→ **Task details**
In the listing below, identify each line with the word "placeholder" and return those lines.

[Start of Data shown]

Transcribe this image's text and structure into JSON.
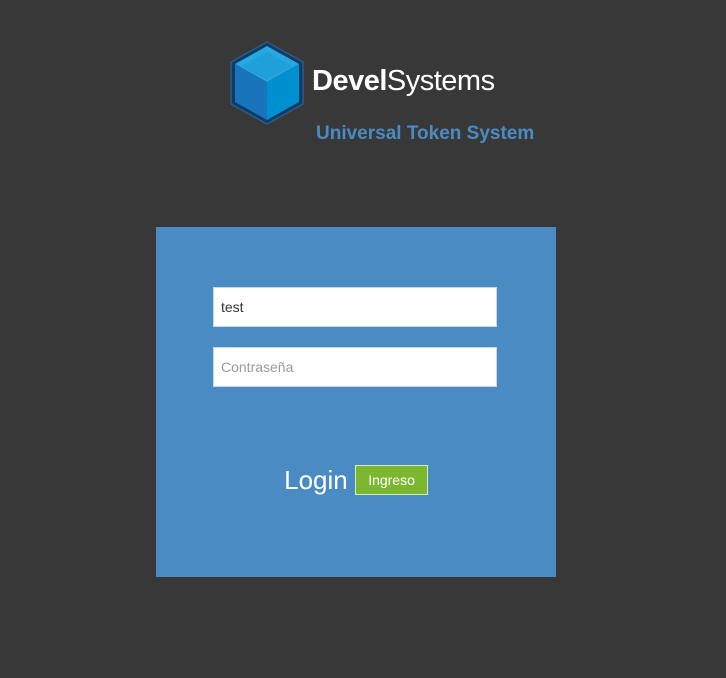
{
  "brand": {
    "name_bold": "Devel",
    "name_light": "Systems",
    "subtitle": "Universal Token System",
    "logo_icon": "cube-icon",
    "colors": {
      "background": "#383838",
      "accent": "#4a8bc4",
      "button": "#7cb82f",
      "cube_top": "#26a9e0",
      "cube_left": "#1a74bb",
      "cube_right": "#0090d0"
    }
  },
  "login_form": {
    "username": {
      "value": "test",
      "placeholder": ""
    },
    "password": {
      "value": "",
      "placeholder": "Contraseña"
    },
    "login_label": "Login",
    "submit_label": "Ingreso"
  }
}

[End of Data shown]

→ **Exercise result**
      "placeholder": ""
      "placeholder": "Contraseña"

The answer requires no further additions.